- YOUR TASK
Copy out the lines that have "this" in them.

- STORED DATA

— Start —

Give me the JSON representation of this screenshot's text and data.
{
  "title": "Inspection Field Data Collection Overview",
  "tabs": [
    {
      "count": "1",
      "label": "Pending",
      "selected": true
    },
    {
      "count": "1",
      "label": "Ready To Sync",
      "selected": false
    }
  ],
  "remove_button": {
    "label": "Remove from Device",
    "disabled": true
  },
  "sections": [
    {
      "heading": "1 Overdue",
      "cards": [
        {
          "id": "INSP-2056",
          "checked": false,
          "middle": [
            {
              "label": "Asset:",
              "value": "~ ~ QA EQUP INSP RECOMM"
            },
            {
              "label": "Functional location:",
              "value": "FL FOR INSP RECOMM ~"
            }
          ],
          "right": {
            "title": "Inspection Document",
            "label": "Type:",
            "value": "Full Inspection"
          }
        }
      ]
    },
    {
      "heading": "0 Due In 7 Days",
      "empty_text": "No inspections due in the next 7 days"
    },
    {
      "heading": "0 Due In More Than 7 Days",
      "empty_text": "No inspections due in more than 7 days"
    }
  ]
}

— End —
— Start —

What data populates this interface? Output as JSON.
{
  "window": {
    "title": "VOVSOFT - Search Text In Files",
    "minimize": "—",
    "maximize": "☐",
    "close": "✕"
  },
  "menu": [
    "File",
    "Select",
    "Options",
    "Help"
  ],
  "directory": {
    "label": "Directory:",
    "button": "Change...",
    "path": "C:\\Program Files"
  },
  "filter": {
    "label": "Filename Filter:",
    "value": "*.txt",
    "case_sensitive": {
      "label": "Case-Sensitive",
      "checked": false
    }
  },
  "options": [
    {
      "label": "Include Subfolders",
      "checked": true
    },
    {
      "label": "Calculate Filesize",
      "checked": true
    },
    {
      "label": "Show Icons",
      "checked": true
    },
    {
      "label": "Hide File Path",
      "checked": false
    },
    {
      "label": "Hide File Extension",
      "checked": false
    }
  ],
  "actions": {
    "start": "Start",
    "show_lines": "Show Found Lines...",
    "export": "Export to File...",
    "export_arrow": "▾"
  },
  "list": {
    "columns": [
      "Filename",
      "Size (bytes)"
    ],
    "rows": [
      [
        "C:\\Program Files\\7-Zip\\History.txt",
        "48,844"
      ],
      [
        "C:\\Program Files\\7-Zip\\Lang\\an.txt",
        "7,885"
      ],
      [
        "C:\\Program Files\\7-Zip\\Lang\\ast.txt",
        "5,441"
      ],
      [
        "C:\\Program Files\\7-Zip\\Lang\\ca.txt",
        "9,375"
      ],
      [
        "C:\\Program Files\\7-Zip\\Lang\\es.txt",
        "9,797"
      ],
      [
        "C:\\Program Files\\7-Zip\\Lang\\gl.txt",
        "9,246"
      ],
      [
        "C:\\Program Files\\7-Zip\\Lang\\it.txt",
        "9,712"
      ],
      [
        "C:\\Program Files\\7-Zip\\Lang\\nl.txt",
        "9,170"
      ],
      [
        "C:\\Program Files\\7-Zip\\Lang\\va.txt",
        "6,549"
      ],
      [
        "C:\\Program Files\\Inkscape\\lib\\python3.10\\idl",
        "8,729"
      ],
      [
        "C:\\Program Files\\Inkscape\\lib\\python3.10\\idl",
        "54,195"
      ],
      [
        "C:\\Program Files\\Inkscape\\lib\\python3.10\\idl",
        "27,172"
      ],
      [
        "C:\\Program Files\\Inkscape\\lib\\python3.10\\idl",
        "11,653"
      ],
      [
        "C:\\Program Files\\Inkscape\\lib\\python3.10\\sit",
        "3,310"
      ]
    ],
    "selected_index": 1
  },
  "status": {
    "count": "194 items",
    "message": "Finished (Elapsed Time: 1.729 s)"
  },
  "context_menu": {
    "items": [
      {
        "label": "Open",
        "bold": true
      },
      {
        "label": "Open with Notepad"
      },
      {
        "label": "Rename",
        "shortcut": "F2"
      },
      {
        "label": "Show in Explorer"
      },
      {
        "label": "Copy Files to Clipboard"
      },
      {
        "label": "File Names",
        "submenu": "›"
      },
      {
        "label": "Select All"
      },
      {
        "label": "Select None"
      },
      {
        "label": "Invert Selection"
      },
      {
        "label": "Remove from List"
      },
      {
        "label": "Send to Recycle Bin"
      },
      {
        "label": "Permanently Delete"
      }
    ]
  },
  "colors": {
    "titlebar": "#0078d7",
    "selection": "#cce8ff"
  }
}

— End —

- ANSWER TO THE TASK
Give me the JSON representation of this screenshot's text and data.
What data populates this interface? Output as JSON.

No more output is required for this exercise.